INFORMATION GIVEN →
⁂
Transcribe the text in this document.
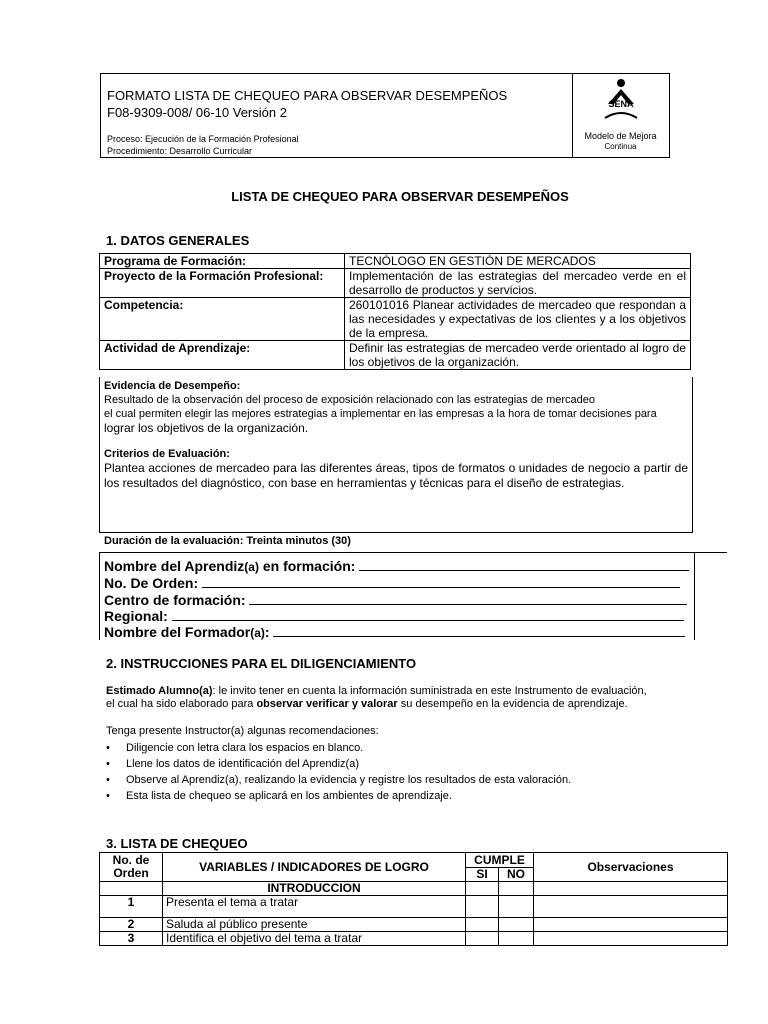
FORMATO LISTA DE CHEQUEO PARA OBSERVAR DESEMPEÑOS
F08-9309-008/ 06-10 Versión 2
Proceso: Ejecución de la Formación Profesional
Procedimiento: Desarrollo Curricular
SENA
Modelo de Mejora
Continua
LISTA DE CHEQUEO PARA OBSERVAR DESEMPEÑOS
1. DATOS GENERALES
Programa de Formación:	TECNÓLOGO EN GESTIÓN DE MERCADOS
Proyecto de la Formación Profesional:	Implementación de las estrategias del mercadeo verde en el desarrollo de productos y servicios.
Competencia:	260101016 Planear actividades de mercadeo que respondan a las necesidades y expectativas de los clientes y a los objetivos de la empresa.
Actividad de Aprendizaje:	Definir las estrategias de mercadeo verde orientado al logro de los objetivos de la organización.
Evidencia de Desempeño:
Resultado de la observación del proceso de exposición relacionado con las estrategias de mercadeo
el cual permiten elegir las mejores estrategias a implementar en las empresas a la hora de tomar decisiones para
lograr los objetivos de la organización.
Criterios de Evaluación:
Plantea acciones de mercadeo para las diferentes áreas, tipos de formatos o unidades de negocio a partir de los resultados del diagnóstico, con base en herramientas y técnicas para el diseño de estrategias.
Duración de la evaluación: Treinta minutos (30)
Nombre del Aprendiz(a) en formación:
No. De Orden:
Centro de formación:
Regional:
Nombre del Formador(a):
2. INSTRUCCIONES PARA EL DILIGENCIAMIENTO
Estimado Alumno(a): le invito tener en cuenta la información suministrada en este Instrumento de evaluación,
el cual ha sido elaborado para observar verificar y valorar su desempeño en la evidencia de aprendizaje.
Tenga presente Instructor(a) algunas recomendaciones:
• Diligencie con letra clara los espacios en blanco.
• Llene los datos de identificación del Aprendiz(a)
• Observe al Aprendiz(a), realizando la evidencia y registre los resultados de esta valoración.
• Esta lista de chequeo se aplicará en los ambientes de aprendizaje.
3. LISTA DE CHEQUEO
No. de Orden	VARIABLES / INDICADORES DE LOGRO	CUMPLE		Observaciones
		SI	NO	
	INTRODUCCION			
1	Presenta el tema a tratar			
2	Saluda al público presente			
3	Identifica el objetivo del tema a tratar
⁂
Without the pictures, retype the whole of the material above exactly.

Transcribe the text in this document.
FORMATO LISTA DE CHEQUEO PARA OBSERVAR DESEMPEÑOS
F08-9309-008/ 06-10 Versión 2
Proceso: Ejecución de la Formación Profesional
Procedimiento: Desarrollo Curricular
SENA
Modelo de Mejora
Continua
LISTA DE CHEQUEO PARA OBSERVAR DESEMPEÑOS
1. DATOS GENERALES
Programa de Formación:	TECNÓLOGO EN GESTIÓN DE MERCADOS
Proyecto de la Formación Profesional:	Implementación de las estrategias del mercadeo verde en el desarrollo de productos y servicios.
Competencia:	260101016 Planear actividades de mercadeo que respondan a las necesidades y expectativas de los clientes y a los objetivos de la empresa.
Actividad de Aprendizaje:	Definir las estrategias de mercadeo verde orientado al logro de los objetivos de la organización.
Evidencia de Desempeño:
Resultado de la observación del proceso de exposición relacionado con las estrategias de mercadeo
el cual permiten elegir las mejores estrategias a implementar en las empresas a la hora de tomar decisiones para
lograr los objetivos de la organización.
Criterios de Evaluación:
Plantea acciones de mercadeo para las diferentes áreas, tipos de formatos o unidades de negocio a partir de los resultados del diagnóstico, con base en herramientas y técnicas para el diseño de estrategias.
Duración de la evaluación: Treinta minutos (30)
Nombre del Aprendiz(a) en formación:
No. De Orden:
Centro de formación:
Regional:
Nombre del Formador(a):
2. INSTRUCCIONES PARA EL DILIGENCIAMIENTO
Estimado Alumno(a): le invito tener en cuenta la información suministrada en este Instrumento de evaluación,
el cual ha sido elaborado para observar verificar y valorar su desempeño en la evidencia de aprendizaje.
Tenga presente Instructor(a) algunas recomendaciones:
• Diligencie con letra clara los espacios en blanco.
• Llene los datos de identificación del Aprendiz(a)
• Observe al Aprendiz(a), realizando la evidencia y registre los resultados de esta valoración.
• Esta lista de chequeo se aplicará en los ambientes de aprendizaje.
3. LISTA DE CHEQUEO
No. de Orden	VARIABLES / INDICADORES DE LOGRO	CUMPLE		Observaciones
		SI	NO	
	INTRODUCCION			
1	Presenta el tema a tratar			
2	Saluda al público presente			
3	Identifica el objetivo del tema a tratar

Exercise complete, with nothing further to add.